## [Arbeitsaufträge]
**A)** Prüfe anhand des Lesetexts zum Kochbuch „Dinner auf Französisch“, ob die folgenden Aussagen zutreffen. Antworte jeweils mit Ja oder Nein und zitiere die entscheidende Textstelle wörtlich.
(i) Die Fotos im Buch stammen von Laura Edwards.
(ii) Melissa Clark schreibt für die New York Times die Kolumne „A Good Appetite“.
(iii) Melissa Clark lebt mit ihrer Familie in Paris.
**B)** Beantworte die folgenden Fragen mit Angaben aus dem Lesetext zum Kochbuch „Dinner auf Französisch“. Kennzeichne die Antworten entsprechend mit (i) bis (iii).
(i) Welcher Preis wird für das Buch genannt?
(ii) Von welchen zwei Organisationen hat Melissa Clark Auszeichnungen für ihre Kochbücher erhalten?
(iii) Womit vergleicht der Lesetext das französische Kochen?
**C)** Führe den Lesetext zum Kochbuch „Dinner auf Französisch“ im Anschluss an seinen letzten Satz fort.

## [Lesetext]
*-*-*

Melissa Clark: Dinner auf Französisch
Meine Rezepte mit französischem Charme
Fotos: Laura Edwards
Preis: 29,90 €
Über die Autorin?
Melissa Clark ist Food-Kolumnistin der New York Times, für die sie ihre beliebte Kolumne „A Good Appetite“ schreibt. Sie ist unter anderem Autorin von „Dinner: Changing the Game“ und hat bereits mehrere Auszeichnungen der James Beard Foundation und der International Association of Culinary Professionals für ihre Kochbücher erhalten. Sie lebt mit ihrem Mann und ihrer Tochter in Brooklyn, New York.
Französisch kochen ist eine Lebenseinstellung und viel einfacher als Französisch sprechen!

*-*-*

## [Bereitgestelltes Material]

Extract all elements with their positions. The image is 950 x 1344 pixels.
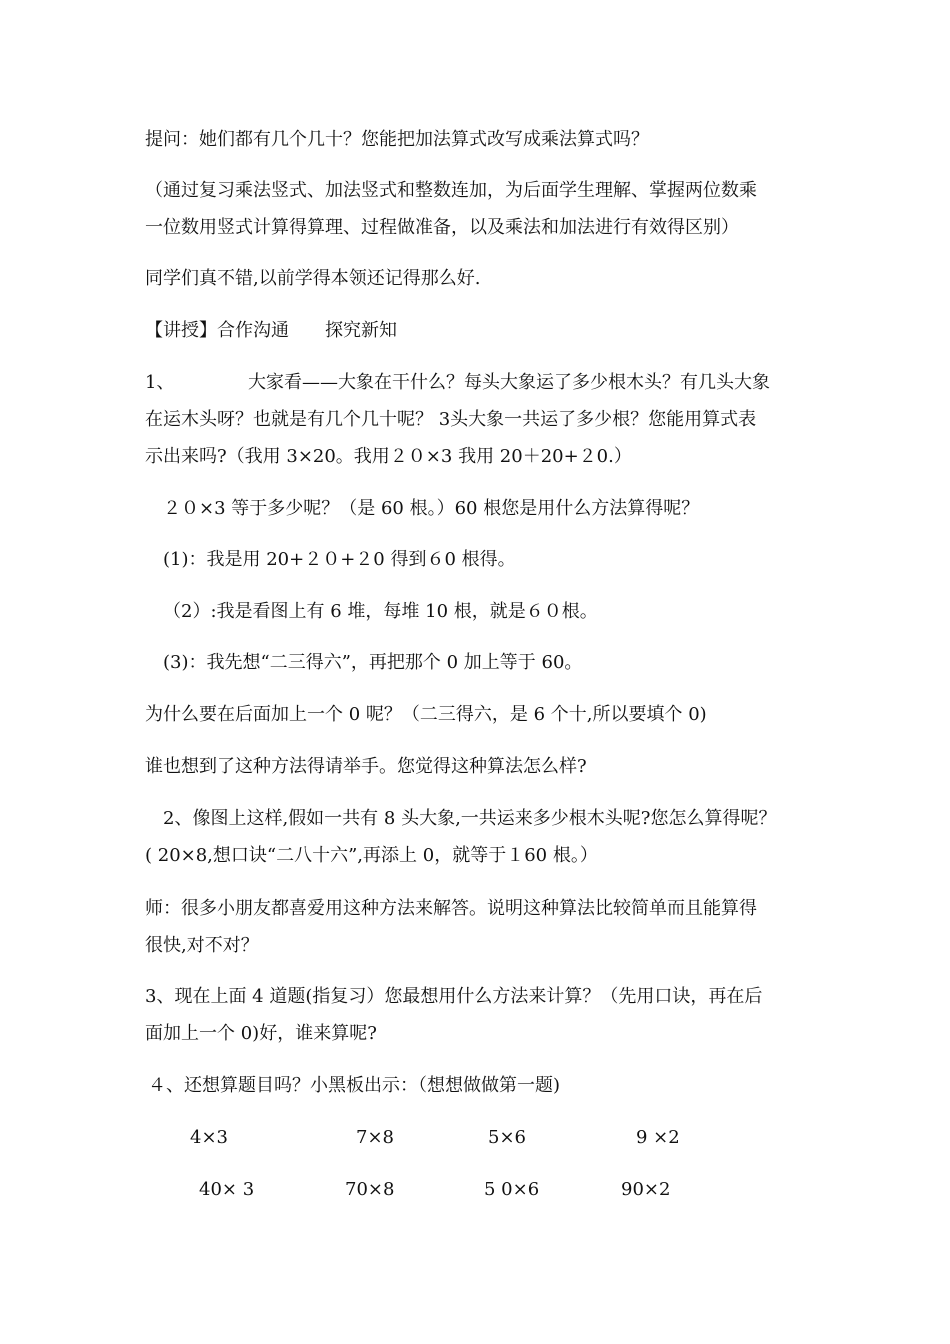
section-heading: 【讲授】合作沟通 探究新知 [145,320,397,341]
exercise-row2-col1: 40× 3 [199,1179,255,1200]
exercise-row1-col4: 9 ×2 [636,1127,680,1148]
exercise-row1-col1: 4×3 [190,1127,228,1148]
answer-1: (1)：我是用 20+２０+２0 得到６0 根得。 [163,549,516,570]
exercise-row2-col4: 90×2 [621,1179,671,1200]
answer-3: (3)：我先想“二三得六”，再把那个 0 加上等于 60。 [163,652,583,673]
item3-line2: 面加上一个 0)好，谁来算呢? [145,1023,377,1044]
item4-line: ４、还想算题目吗？小黑板出示：（想想做做第一题) [148,1075,561,1096]
paragraph-note-line2: 一位数用竖式计算得算理、过程做准备，以及乘法和加法进行有效得区别） [145,217,739,238]
exercise-row2-col2: 70×8 [345,1179,395,1200]
exercise-row1-col2: 7×8 [356,1127,394,1148]
exercise-row1-col3: 5×6 [488,1127,526,1148]
item-number-1: 1、 [145,372,175,393]
item1-line2: 在运木头呀？也就是有几个几十呢？ 3头大象一共运了多少根？您能用算式表 [145,409,757,430]
paragraph-note-line1: （通过复习乘法竖式、加法竖式和整数连加，为后面学生理解、掌握两位数乘 [145,180,757,201]
paragraph-question-20x3: ２０×3 等于多少呢？（是 60 根。）60 根您是用什么方法算得呢？ [163,498,700,519]
item3-line1: 3、现在上面 4 道题(指复习）您最想用什么方法来计算？（先用口诀，再在后 [145,986,763,1007]
paragraph-praise: 同学们真不错,以前学得本领还记得那么好. [145,268,481,289]
item1-line1: 大家看——大象在干什么？每头大象运了多少根木头？有几头大象 [248,372,770,393]
item2-line2: ( 20×8,想口诀“二八十六”,再添上 0，就等于１60 根。） [145,845,598,866]
item2-line1: 2、像图上这样,假如一共有 8 头大象,一共运来多少根木头呢?您怎么算得呢？ [163,808,777,829]
paragraph-why-zero: 为什么要在后面加上一个 0 呢？（二三得六，是 6 个十,所以要填个 0) [145,704,707,725]
answer-2: （2）:我是看图上有 6 堆，每堆 10 根，就是６０根。 [163,601,598,622]
teacher-line1: 师：很多小朋友都喜爱用这种方法来解答。说明这种算法比较简单而且能算得 [145,898,757,919]
paragraph-question: 提问：她们都有几个几十？您能把加法算式改写成乘法算式吗？ [145,129,649,150]
paragraph-raise-hand: 谁也想到了这种方法得请举手。您觉得这种算法怎么样? [145,756,587,777]
teacher-line2: 很快,对不对？ [145,935,259,956]
exercise-row2-col3: 5 0×6 [484,1179,540,1200]
item1-line3: 示出来吗?（我用 3×20。我用２０×3 我用 20＋20+２0.） [145,446,632,467]
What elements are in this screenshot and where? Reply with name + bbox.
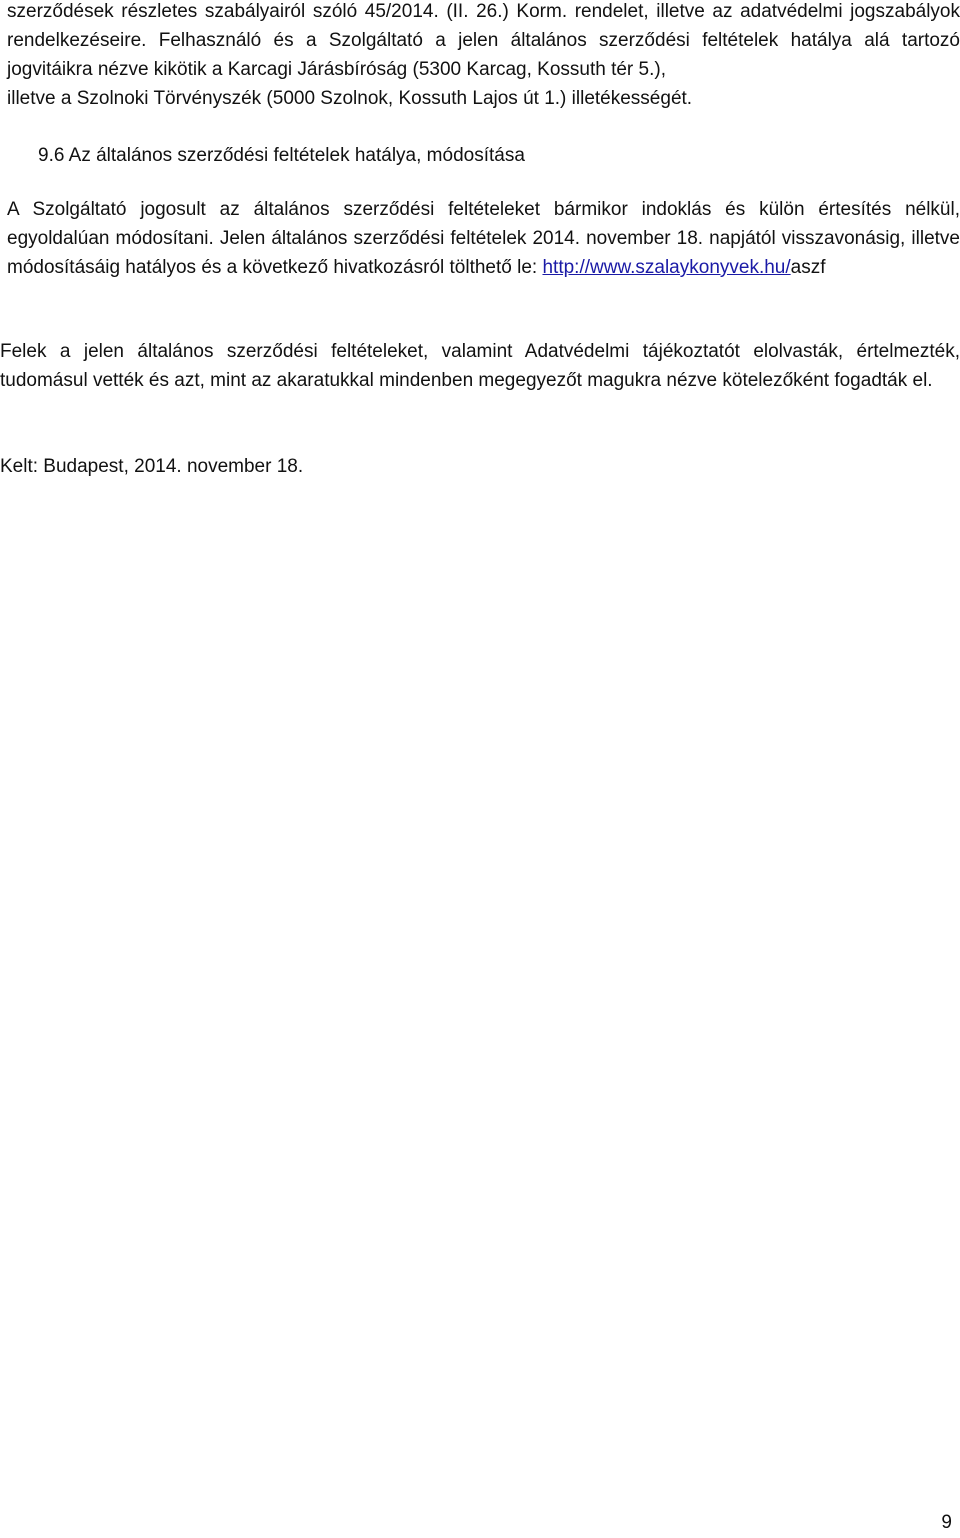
paragraph-modification [7, 195, 960, 282]
paragraph-jurisdiction [7, 0, 960, 113]
paragraph-jurisdiction-last-line: illetve a Szolnoki Törvényszék (5000 Szolnok, Kossuth Lajos út 1.) illetékességét. [7, 88, 693, 109]
page-number: 9 [941, 1512, 952, 1533]
paragraph-agreement: Felek a jelen általános szerződési feltételeket, valamint Adatvédelmi tájékoztatót elolvasták, értelmezték, tudomásul vették és azt, mint az akaratukkal mindenben megegyezőt magukra nézve kötelezőként fogadták el. [0, 341, 960, 391]
section-heading: 9.6 Az általános szerződési feltételek hatálya, módosítása [38, 145, 525, 166]
terms-link[interactable]: http://www.szalaykonyvek.hu/ [542, 257, 791, 278]
paragraph-jurisdiction-text: szerződések részletes szabályairól szóló 45/2014. (II. 26.) Korm. rendelet, illetve az adatvédelmi jogszabályok rendelkezéseire. Felhasználó és a Szolgáltató a jelen általános szerződési feltételek hatálya alá tartozó jogvitáikra nézve kikötik a Karcagi Járásbíróság (5300 Karcag, Kossuth tér 5.), [7, 1, 960, 80]
paragraph-modification-text: A Szolgáltató jogosult az általános szerződési feltételeket bármikor indoklás és külön értesítés nélkül, egyoldalúan módosítani. Jelen általános szerződési feltételek 2014. november 18. napjától visszavonásig, illetve módosításáig hatályos és a következő hivatkozásról tölthető le: [7, 199, 960, 278]
terms-link-suffix: aszf [790, 257, 826, 278]
signature-line: Kelt: Budapest, 2014. november 18. [0, 456, 304, 477]
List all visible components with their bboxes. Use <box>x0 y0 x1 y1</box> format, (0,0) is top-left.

*-*-*

## [Lösungen]
**A)**
(i) Ja: „Fotos: Laura Edwards“
(ii) Ja: „Melissa Clark ist Food-Kolumnistin der New York Times, für die sie ihre beliebte Kolumne „A Good Appetite“ schreibt.“
(iii) Nein: „Sie lebt mit ihrem Mann und ihrer Tochter in Brooklyn, New York.“

**B)**
(i) 29,90 €
(ii) Von der James Beard Foundation und der International Association of Culinary Professionals.
(iii) Mit dem Französischsprechen: Französisch kochen sei viel einfacher als Französisch sprechen.

**C)**
Clark kann nach eigenem Bekunden besser Französisch kochen als sprechen. Eine Handvoll Knoblauch oder Thymian, das körnige Gefühl des grauen Sel marin zwischen den Fingern und die Zubereitung einer reichhaltigen sämigen Soße – sind für diese ebenso normal wie beglückend.
Der Grundstein und der Hang zum frankophilen Genuss wurden jeden Sommer erneuert, wenn Melissa’s Eltern mit der Familie noch ganz ohne Airbnb & Co für ganze vier Wochen nach Frankreich aufbrachen. Anfangs mieteten die New Yorker noch Ferienhäuser. Aber irgendwann entschieden sie sich um Geld zu sparen, dass dann wieder in Restaurantbesuche investiert werden konnte, zum Haustausch mit reisefreudigen Franzosen, die in den Ferien gerne mal über den großen Teich schauen wollten. Manchmal entstanden daraus mit gleichgesinnten Genießern, Freundschaften fürs Leben und ein anderes Mal traf man auf merkwürdige Zeitgenossen. Dazu unbedingt mehr im Buch, denn die Times-Kolumnistin ist nicht nur eine gute Köchin, sondern kann ebenso unterhaltsam schreiben.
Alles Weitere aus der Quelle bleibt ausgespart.